EXERCISE REQUIREMENTS
Repeat every entry word for word, skipping the pictures.

- - -

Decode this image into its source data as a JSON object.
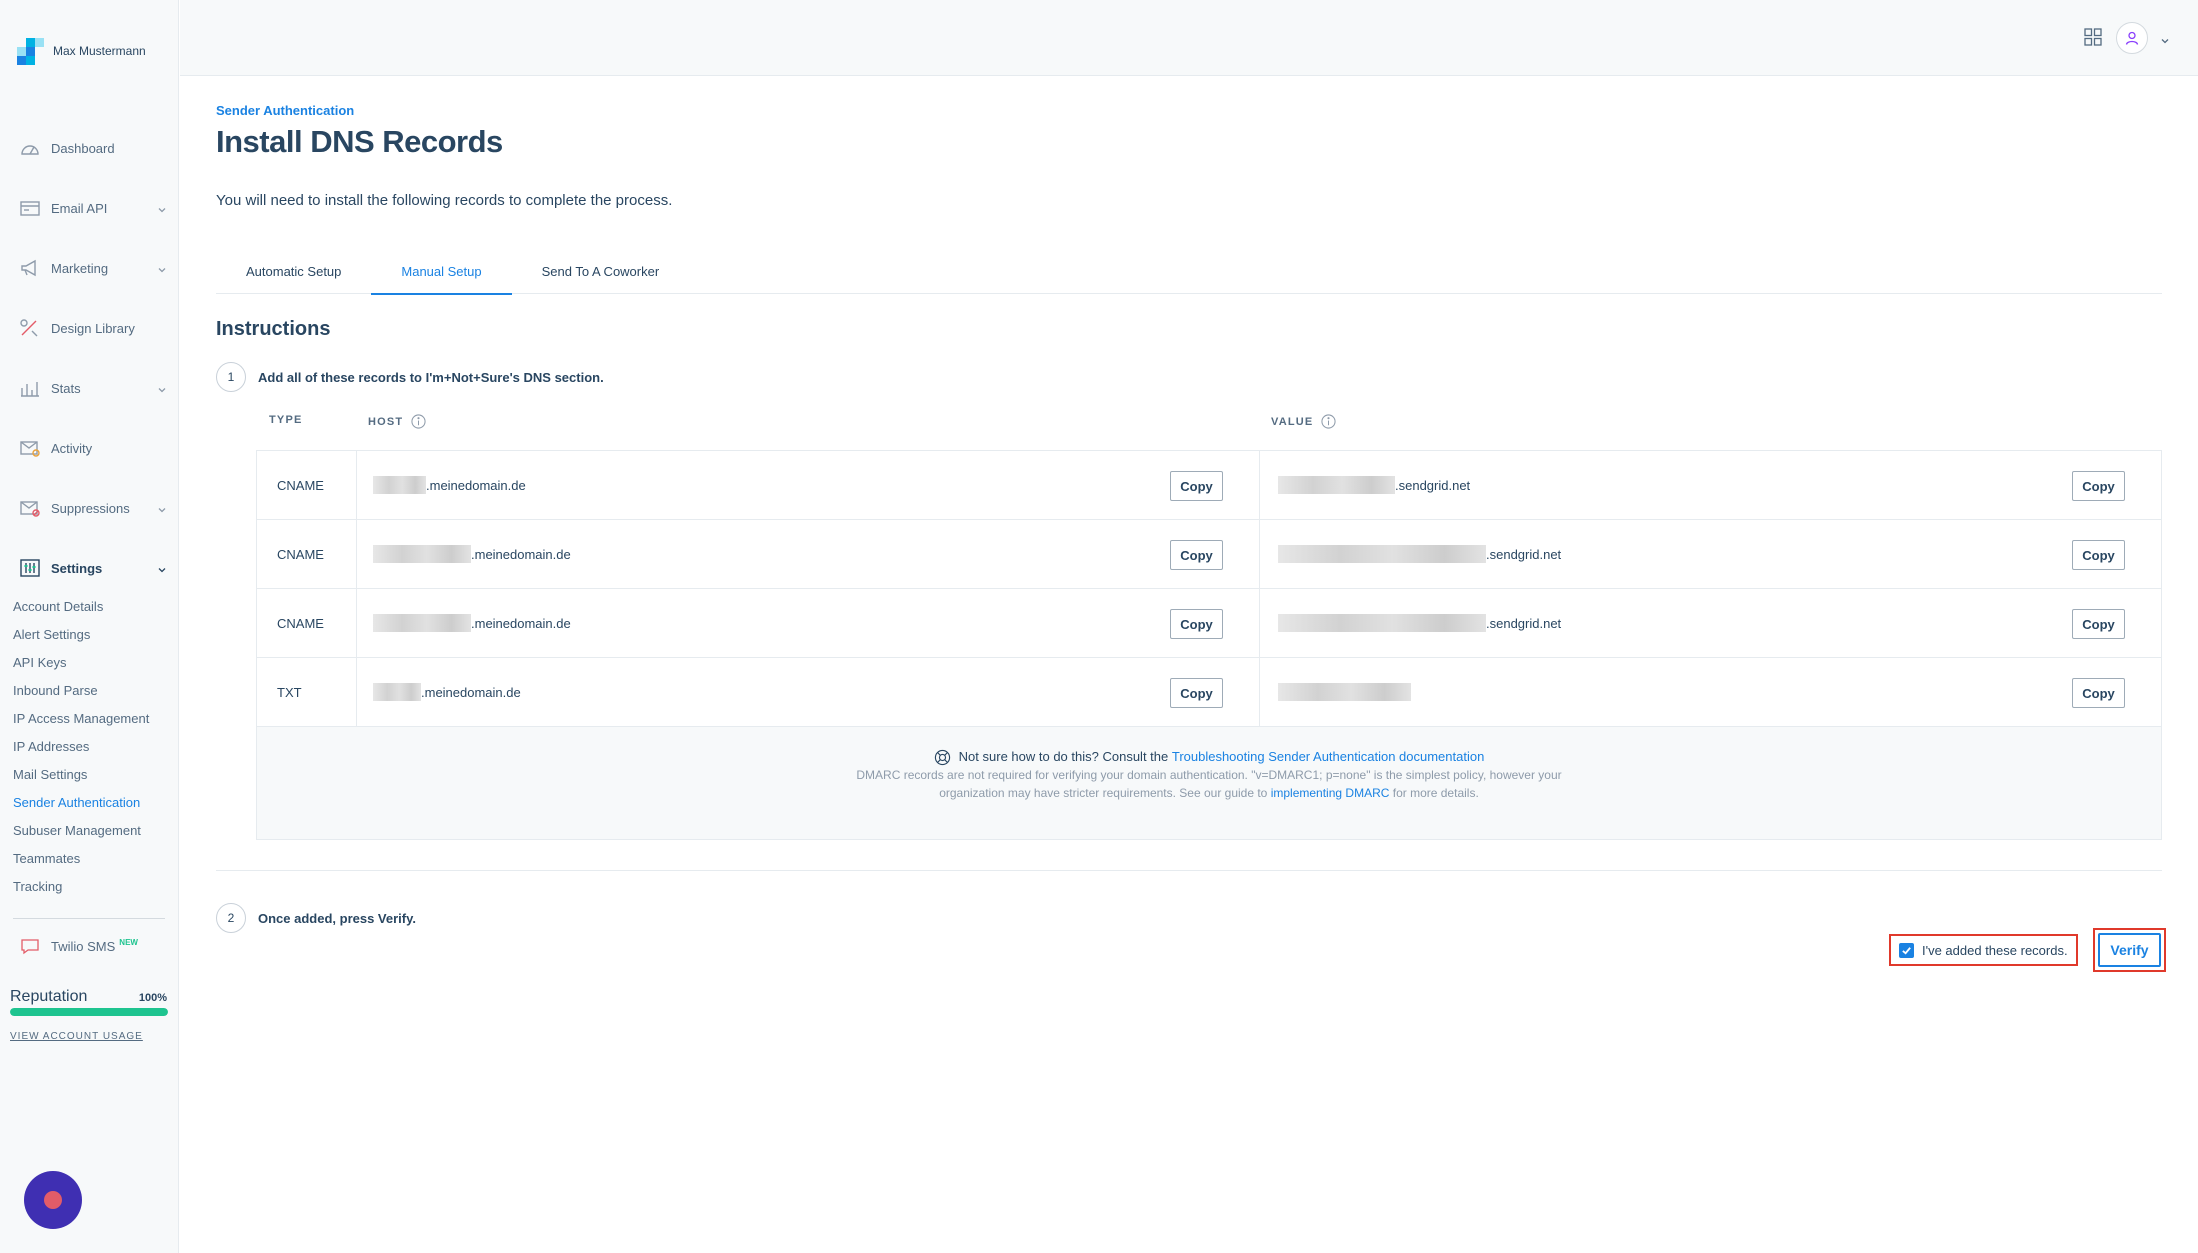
{
  "app": {
    "user_name": "Max Mustermann",
    "brand_colors": [
      "#1a82e2",
      "#00b2e3",
      "#99e1f4"
    ]
  },
  "sidebar": {
    "items": [
      {
        "label": "Dashboard",
        "icon": "dashboard-icon",
        "has_chevron": false
      },
      {
        "label": "Email API",
        "icon": "email-api-icon",
        "has_chevron": true
      },
      {
        "label": "Marketing",
        "icon": "megaphone-icon",
        "has_chevron": true
      },
      {
        "label": "Design Library",
        "icon": "design-library-icon",
        "has_chevron": false
      },
      {
        "label": "Stats",
        "icon": "stats-icon",
        "has_chevron": true
      },
      {
        "label": "Activity",
        "icon": "activity-icon",
        "has_chevron": false
      },
      {
        "label": "Suppressions",
        "icon": "suppressions-icon",
        "has_chevron": true
      },
      {
        "label": "Settings",
        "icon": "settings-icon",
        "has_chevron": true
      }
    ],
    "settings_sub": [
      "Account Details",
      "Alert Settings",
      "API Keys",
      "Inbound Parse",
      "IP Access Management",
      "IP Addresses",
      "Mail Settings",
      "Sender Authentication",
      "Subuser Management",
      "Teammates",
      "Tracking"
    ],
    "current_sub": "Sender Authentication",
    "twilio_label": "Twilio SMS",
    "twilio_badge": "NEW",
    "reputation_label": "Reputation",
    "reputation_value": "100%",
    "reputation_fraction": 1.0,
    "view_usage": "VIEW ACCOUNT USAGE"
  },
  "main": {
    "breadcrumb": "Sender Authentication",
    "title": "Install DNS Records",
    "intro": "You will need to install the following records to complete the process.",
    "tabs": [
      {
        "label": "Automatic Setup",
        "active": false
      },
      {
        "label": "Manual Setup",
        "active": true
      },
      {
        "label": "Send To A Coworker",
        "active": false
      }
    ],
    "instructions_title": "Instructions",
    "step1_num": "1",
    "step1_text": "Add all of these records to I'm+Not+Sure's DNS section.",
    "col_type": "TYPE",
    "col_host": "HOST",
    "col_value": "VALUE",
    "copy_label": "Copy",
    "records": [
      {
        "type": "CNAME",
        "host_suffix": ".meinedomain.de",
        "value_suffix": ".sendgrid.net"
      },
      {
        "type": "CNAME",
        "host_suffix": ".meinedomain.de",
        "value_suffix": ".sendgrid.net"
      },
      {
        "type": "CNAME",
        "host_suffix": ".meinedomain.de",
        "value_suffix": ".sendgrid.net"
      },
      {
        "type": "TXT",
        "host_suffix": ".meinedomain.de",
        "value_suffix": ""
      }
    ],
    "help": {
      "lead": "Not sure how to do this? Consult the",
      "doc_link": "Troubleshooting Sender Authentication documentation",
      "body_1": "DMARC records are not required for verifying your domain authentication. \"v=DMARC1; p=none\" is the simplest policy, however your organization may have stricter requirements. See our guide to",
      "dmarc_link": "implementing DMARC",
      "body_2": "for more details."
    },
    "step2_num": "2",
    "step2_text": "Once added, press Verify.",
    "ack_label": "I've added these records.",
    "ack_checked": true,
    "verify_label": "Verify"
  }
}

- - -

WRITTEN ANSWER
Decode this image into its source data as a JSON object.
{
  "app": {
    "user_name": "Max Mustermann",
    "brand_colors": [
      "#1a82e2",
      "#00b2e3",
      "#99e1f4"
    ]
  },
  "sidebar": {
    "items": [
      {
        "label": "Dashboard",
        "icon": "dashboard-icon",
        "has_chevron": false
      },
      {
        "label": "Email API",
        "icon": "email-api-icon",
        "has_chevron": true
      },
      {
        "label": "Marketing",
        "icon": "megaphone-icon",
        "has_chevron": true
      },
      {
        "label": "Design Library",
        "icon": "design-library-icon",
        "has_chevron": false
      },
      {
        "label": "Stats",
        "icon": "stats-icon",
        "has_chevron": true
      },
      {
        "label": "Activity",
        "icon": "activity-icon",
        "has_chevron": false
      },
      {
        "label": "Suppressions",
        "icon": "suppressions-icon",
        "has_chevron": true
      },
      {
        "label": "Settings",
        "icon": "settings-icon",
        "has_chevron": true
      }
    ],
    "settings_sub": [
      "Account Details",
      "Alert Settings",
      "API Keys",
      "Inbound Parse",
      "IP Access Management",
      "IP Addresses",
      "Mail Settings",
      "Sender Authentication",
      "Subuser Management",
      "Teammates",
      "Tracking"
    ],
    "current_sub": "Sender Authentication",
    "twilio_label": "Twilio SMS",
    "twilio_badge": "NEW",
    "reputation_label": "Reputation",
    "reputation_value": "100%",
    "reputation_fraction": 1.0,
    "view_usage": "VIEW ACCOUNT USAGE"
  },
  "main": {
    "breadcrumb": "Sender Authentication",
    "title": "Install DNS Records",
    "intro": "You will need to install the following records to complete the process.",
    "tabs": [
      {
        "label": "Automatic Setup",
        "active": false
      },
      {
        "label": "Manual Setup",
        "active": true
      },
      {
        "label": "Send To A Coworker",
        "active": false
      }
    ],
    "instructions_title": "Instructions",
    "step1_num": "1",
    "step1_text": "Add all of these records to I'm+Not+Sure's DNS section.",
    "col_type": "TYPE",
    "col_host": "HOST",
    "col_value": "VALUE",
    "copy_label": "Copy",
    "records": [
      {
        "type": "CNAME",
        "host_suffix": ".meinedomain.de",
        "value_suffix": ".sendgrid.net"
      },
      {
        "type": "CNAME",
        "host_suffix": ".meinedomain.de",
        "value_suffix": ".sendgrid.net"
      },
      {
        "type": "CNAME",
        "host_suffix": ".meinedomain.de",
        "value_suffix": ".sendgrid.net"
      },
      {
        "type": "TXT",
        "host_suffix": ".meinedomain.de",
        "value_suffix": ""
      }
    ],
    "help": {
      "lead": "Not sure how to do this? Consult the",
      "doc_link": "Troubleshooting Sender Authentication documentation",
      "body_1": "DMARC records are not required for verifying your domain authentication. \"v=DMARC1; p=none\" is the simplest policy, however your organization may have stricter requirements. See our guide to",
      "dmarc_link": "implementing DMARC",
      "body_2": "for more details."
    },
    "step2_num": "2",
    "step2_text": "Once added, press Verify.",
    "ack_label": "I've added these records.",
    "ack_checked": true,
    "verify_label": "Verify"
  }
}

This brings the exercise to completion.